• [Work to do]
Every entry below should be printed exactly, without its images.

• [Data for this exercise]
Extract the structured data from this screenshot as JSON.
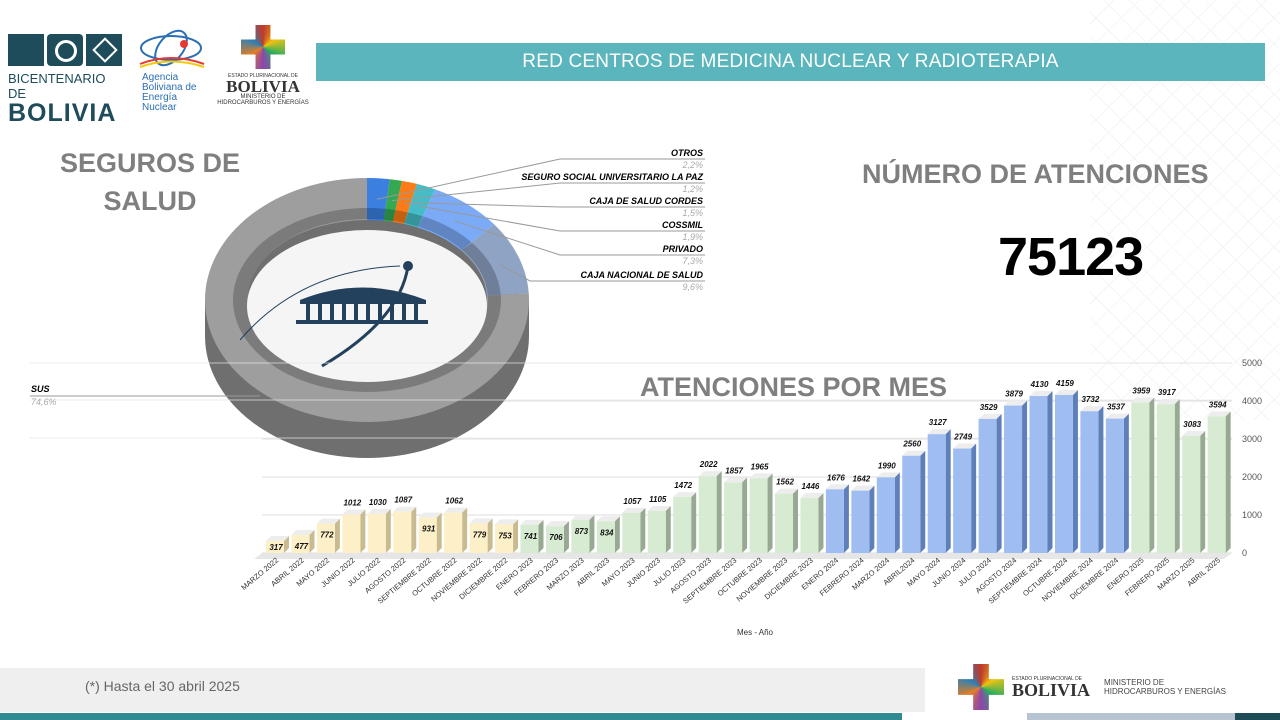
{
  "header": {
    "title": "RED CENTROS DE MEDICINA NUCLEAR Y RADIOTERAPIA"
  },
  "logos": {
    "bicentenario": {
      "line1": "BICENTENARIO DE",
      "line2": "BOLIVIA"
    },
    "aben": {
      "l1": "Agencia",
      "l2": "Boliviana de",
      "l3": "Energía",
      "l4": "Nuclear"
    },
    "ministerio": {
      "small": "ESTADO PLURINACIONAL DE",
      "name": "BOLIVIA",
      "l1": "MINISTERIO DE",
      "l2": "HIDROCARBUROS Y ENERGÍAS"
    }
  },
  "seguros_title_1": "SEGUROS DE",
  "seguros_title_2": "SALUD",
  "numero_title": "NÚMERO DE ATENCIONES",
  "numero_value": "75123",
  "footer": {
    "note": "(*) Hasta el 30 abril 2025",
    "min_small": "ESTADO PLURINACIONAL DE",
    "min_name": "BOLIVIA",
    "min_l1": "MINISTERIO DE",
    "min_l2": "HIDROCARBUROS Y ENERGÍAS"
  },
  "chart_data": [
    {
      "type": "pie",
      "title": "SEGUROS DE SALUD",
      "slices": [
        {
          "name": "OTROS",
          "value": 2.2,
          "label": "2,2%",
          "color": "#3b7fe0"
        },
        {
          "name": "SEGURO SOCIAL UNIVERSITARIO LA PAZ",
          "value": 1.2,
          "label": "1,2%",
          "color": "#34a853"
        },
        {
          "name": "CAJA DE SALUD CORDES",
          "value": 1.5,
          "label": "1,5%",
          "color": "#fa7b17"
        },
        {
          "name": "COSSMIL",
          "value": 1.9,
          "label": "1,9%",
          "color": "#46bdc6"
        },
        {
          "name": "PRIVADO",
          "value": 7.3,
          "label": "7,3%",
          "color": "#7baaf7"
        },
        {
          "name": "CAJA NACIONAL DE SALUD",
          "value": 9.6,
          "label": "9,6%",
          "color": "#8fa3c4"
        },
        {
          "name": "SUS",
          "value": 74.6,
          "label": "74,6%",
          "color": "#9e9e9e"
        }
      ]
    },
    {
      "type": "bar",
      "title": "ATENCIONES POR MES",
      "xlabel": "Mes - Año",
      "ylabel": "",
      "ylim": [
        0,
        5000
      ],
      "yticks": [
        0,
        1000,
        2000,
        3000,
        4000,
        5000
      ],
      "grid": true,
      "categories": [
        "MARZO 2022",
        "ABRIL 2022",
        "MAYO 2022",
        "JUNIO 2022",
        "JULIO 2022",
        "AGOSTO 2022",
        "SEPTIEMBRE 2022",
        "OCTUBRE 2022",
        "NOVIEMBRE 2022",
        "DICIEMBRE 2022",
        "ENERO 2023",
        "FEBRERO 2023",
        "MARZO 2023",
        "ABRIL 2023",
        "MAYO 2023",
        "JUNIO 2023",
        "JULIO 2023",
        "AGOSTO 2023",
        "SEPTIEMBRE 2023",
        "OCTUBRE 2023",
        "NOVIEMBRE 2023",
        "DICIEMBRE 2023",
        "ENERO 2024",
        "FEBRERO 2024",
        "MARZO 2024",
        "ABRIL2024",
        "MAYO 2024",
        "JUNIO 2024",
        "JULIO 2024",
        "AGOSTO 2024",
        "SEPTIEMBRE 2024",
        "OCTUBRE 2024",
        "NOVIEMBRE 2024",
        "DICIEMBRE 2024",
        "ENERO 2025",
        "FEBRERO 2025",
        "MARZO 2025",
        "ABRIL 2025"
      ],
      "values": [
        317,
        477,
        772,
        1012,
        1030,
        1087,
        931,
        1062,
        779,
        753,
        741,
        706,
        873,
        834,
        1057,
        1105,
        1472,
        2022,
        1857,
        1965,
        1562,
        1446,
        1676,
        1642,
        1990,
        2560,
        3127,
        2749,
        3529,
        3879,
        4130,
        4159,
        3732,
        3537,
        3959,
        3917,
        3083,
        3594
      ],
      "groups": [
        "y",
        "y",
        "y",
        "y",
        "y",
        "y",
        "y",
        "y",
        "y",
        "y",
        "g",
        "g",
        "g",
        "g",
        "g",
        "g",
        "g",
        "g",
        "g",
        "g",
        "g",
        "g",
        "b",
        "b",
        "b",
        "b",
        "b",
        "b",
        "b",
        "b",
        "b",
        "b",
        "b",
        "b",
        "g",
        "g",
        "g",
        "g"
      ],
      "colors": {
        "y": [
          "#fdf0c8",
          "#c9bb90"
        ],
        "g": [
          "#d6ebd1",
          "#98a993"
        ],
        "b": [
          "#9fbdf0",
          "#5f7fb8"
        ]
      }
    }
  ]
}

• [Exercise answer]
Extract the structured data from this screenshot as JSON.
{
  "header": {
    "title": "RED CENTROS DE MEDICINA NUCLEAR Y RADIOTERAPIA"
  },
  "logos": {
    "bicentenario": {
      "line1": "BICENTENARIO DE",
      "line2": "BOLIVIA"
    },
    "aben": {
      "l1": "Agencia",
      "l2": "Boliviana de",
      "l3": "Energía",
      "l4": "Nuclear"
    },
    "ministerio": {
      "small": "ESTADO PLURINACIONAL DE",
      "name": "BOLIVIA",
      "l1": "MINISTERIO DE",
      "l2": "HIDROCARBUROS Y ENERGÍAS"
    }
  },
  "seguros_title_1": "SEGUROS DE",
  "seguros_title_2": "SALUD",
  "numero_title": "NÚMERO DE ATENCIONES",
  "numero_value": "75123",
  "footer": {
    "note": "(*) Hasta el 30 abril 2025",
    "min_small": "ESTADO PLURINACIONAL DE",
    "min_name": "BOLIVIA",
    "min_l1": "MINISTERIO DE",
    "min_l2": "HIDROCARBUROS Y ENERGÍAS"
  },
  "chart_data": [
    {
      "type": "pie",
      "title": "SEGUROS DE SALUD",
      "slices": [
        {
          "name": "OTROS",
          "value": 2.2,
          "label": "2,2%",
          "color": "#3b7fe0"
        },
        {
          "name": "SEGURO SOCIAL UNIVERSITARIO LA PAZ",
          "value": 1.2,
          "label": "1,2%",
          "color": "#34a853"
        },
        {
          "name": "CAJA DE SALUD CORDES",
          "value": 1.5,
          "label": "1,5%",
          "color": "#fa7b17"
        },
        {
          "name": "COSSMIL",
          "value": 1.9,
          "label": "1,9%",
          "color": "#46bdc6"
        },
        {
          "name": "PRIVADO",
          "value": 7.3,
          "label": "7,3%",
          "color": "#7baaf7"
        },
        {
          "name": "CAJA NACIONAL DE SALUD",
          "value": 9.6,
          "label": "9,6%",
          "color": "#8fa3c4"
        },
        {
          "name": "SUS",
          "value": 74.6,
          "label": "74,6%",
          "color": "#9e9e9e"
        }
      ]
    },
    {
      "type": "bar",
      "title": "ATENCIONES POR MES",
      "xlabel": "Mes - Año",
      "ylabel": "",
      "ylim": [
        0,
        5000
      ],
      "yticks": [
        0,
        1000,
        2000,
        3000,
        4000,
        5000
      ],
      "grid": true,
      "categories": [
        "MARZO 2022",
        "ABRIL 2022",
        "MAYO 2022",
        "JUNIO 2022",
        "JULIO 2022",
        "AGOSTO 2022",
        "SEPTIEMBRE 2022",
        "OCTUBRE 2022",
        "NOVIEMBRE 2022",
        "DICIEMBRE 2022",
        "ENERO 2023",
        "FEBRERO 2023",
        "MARZO 2023",
        "ABRIL 2023",
        "MAYO 2023",
        "JUNIO 2023",
        "JULIO 2023",
        "AGOSTO 2023",
        "SEPTIEMBRE 2023",
        "OCTUBRE 2023",
        "NOVIEMBRE 2023",
        "DICIEMBRE 2023",
        "ENERO 2024",
        "FEBRERO 2024",
        "MARZO 2024",
        "ABRIL2024",
        "MAYO 2024",
        "JUNIO 2024",
        "JULIO 2024",
        "AGOSTO 2024",
        "SEPTIEMBRE 2024",
        "OCTUBRE 2024",
        "NOVIEMBRE 2024",
        "DICIEMBRE 2024",
        "ENERO 2025",
        "FEBRERO 2025",
        "MARZO 2025",
        "ABRIL 2025"
      ],
      "values": [
        317,
        477,
        772,
        1012,
        1030,
        1087,
        931,
        1062,
        779,
        753,
        741,
        706,
        873,
        834,
        1057,
        1105,
        1472,
        2022,
        1857,
        1965,
        1562,
        1446,
        1676,
        1642,
        1990,
        2560,
        3127,
        2749,
        3529,
        3879,
        4130,
        4159,
        3732,
        3537,
        3959,
        3917,
        3083,
        3594
      ],
      "groups": [
        "y",
        "y",
        "y",
        "y",
        "y",
        "y",
        "y",
        "y",
        "y",
        "y",
        "g",
        "g",
        "g",
        "g",
        "g",
        "g",
        "g",
        "g",
        "g",
        "g",
        "g",
        "g",
        "b",
        "b",
        "b",
        "b",
        "b",
        "b",
        "b",
        "b",
        "b",
        "b",
        "b",
        "b",
        "g",
        "g",
        "g",
        "g"
      ],
      "colors": {
        "y": [
          "#fdf0c8",
          "#c9bb90"
        ],
        "g": [
          "#d6ebd1",
          "#98a993"
        ],
        "b": [
          "#9fbdf0",
          "#5f7fb8"
        ]
      }
    }
  ]
}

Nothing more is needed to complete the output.